- Instruction: Repeat everything in the material exactly.

- Available data:

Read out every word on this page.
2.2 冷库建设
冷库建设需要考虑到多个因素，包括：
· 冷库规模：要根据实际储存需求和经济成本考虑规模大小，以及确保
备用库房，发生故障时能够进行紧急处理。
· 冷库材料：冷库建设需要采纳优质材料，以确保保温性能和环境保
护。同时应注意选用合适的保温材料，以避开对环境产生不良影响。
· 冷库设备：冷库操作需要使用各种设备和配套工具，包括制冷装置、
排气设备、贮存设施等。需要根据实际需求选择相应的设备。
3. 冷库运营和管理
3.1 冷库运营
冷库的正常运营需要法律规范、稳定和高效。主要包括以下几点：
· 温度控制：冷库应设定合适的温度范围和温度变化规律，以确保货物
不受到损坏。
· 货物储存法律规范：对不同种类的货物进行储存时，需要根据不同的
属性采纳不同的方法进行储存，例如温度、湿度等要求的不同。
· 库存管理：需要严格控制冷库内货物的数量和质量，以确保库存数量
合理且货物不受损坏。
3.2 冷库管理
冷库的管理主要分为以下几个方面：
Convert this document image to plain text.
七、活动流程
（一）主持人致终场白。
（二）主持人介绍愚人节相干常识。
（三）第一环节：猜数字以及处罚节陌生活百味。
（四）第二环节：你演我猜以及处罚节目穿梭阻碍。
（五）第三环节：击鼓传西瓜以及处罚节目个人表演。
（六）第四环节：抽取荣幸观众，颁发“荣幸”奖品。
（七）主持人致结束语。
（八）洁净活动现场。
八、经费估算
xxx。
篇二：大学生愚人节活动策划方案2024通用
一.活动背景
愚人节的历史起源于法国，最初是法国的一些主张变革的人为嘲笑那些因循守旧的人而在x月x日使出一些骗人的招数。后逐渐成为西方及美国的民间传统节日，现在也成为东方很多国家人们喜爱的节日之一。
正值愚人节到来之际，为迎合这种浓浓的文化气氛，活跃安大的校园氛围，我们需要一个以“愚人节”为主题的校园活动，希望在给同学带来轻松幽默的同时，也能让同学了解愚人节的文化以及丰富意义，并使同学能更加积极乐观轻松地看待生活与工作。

- Written solution:
Read out every word on this page.
2.2 冷库建设
冷库建设需要考虑到多个因素，包括：
· 冷库规模：要根据实际储存需求和经济成本考虑规模大小，以及确保
备用库房，发生故障时能够进行紧急处理。
· 冷库材料：冷库建设需要采纳优质材料，以确保保温性能和环境保
护。同时应注意选用合适的保温材料，以避开对环境产生不良影响。
· 冷库设备：冷库操作需要使用各种设备和配套工具，包括制冷装置、
排气设备、贮存设施等。需要根据实际需求选择相应的设备。
3. 冷库运营和管理
3.1 冷库运营
冷库的正常运营需要法律规范、稳定和高效。主要包括以下几点：
· 温度控制：冷库应设定合适的温度范围和温度变化规律，以确保货物
不受到损坏。
· 货物储存法律规范：对不同种类的货物进行储存时，需要根据不同的
属性采纳不同的方法进行储存，例如温度、湿度等要求的不同。
· 库存管理：需要严格控制冷库内货物的数量和质量，以确保库存数量
合理且货物不受损坏。
3.2 冷库管理
冷库的管理主要分为以下几个方面：
Convert this document image to plain text.
七、活动流程
（一）主持人致终场白。
（二）主持人介绍愚人节相干常识。
（三）第一环节：猜数字以及处罚节陌生活百味。
（四）第二环节：你演我猜以及处罚节目穿梭阻碍。
（五）第三环节：击鼓传西瓜以及处罚节目个人表演。
（六）第四环节：抽取荣幸观众，颁发“荣幸”奖品。
（七）主持人致结束语。
（八）洁净活动现场。
八、经费估算
xxx。
篇二：大学生愚人节活动策划方案2024通用
一.活动背景
愚人节的历史起源于法国，最初是法国的一些主张变革的人为嘲笑那些因循守旧的人而在x月x日使出一些骗人的招数。后逐渐成为西方及美国的民间传统节日，现在也成为东方很多国家人们喜爱的节日之一。
正值愚人节到来之际，为迎合这种浓浓的文化气氛，活跃安大的校园氛围，我们需要一个以“愚人节”为主题的校园活动，希望在给同学带来轻松幽默的同时，也能让同学了解愚人节的文化以及丰富意义，并使同学能更加积极乐观轻松地看待生活与工作。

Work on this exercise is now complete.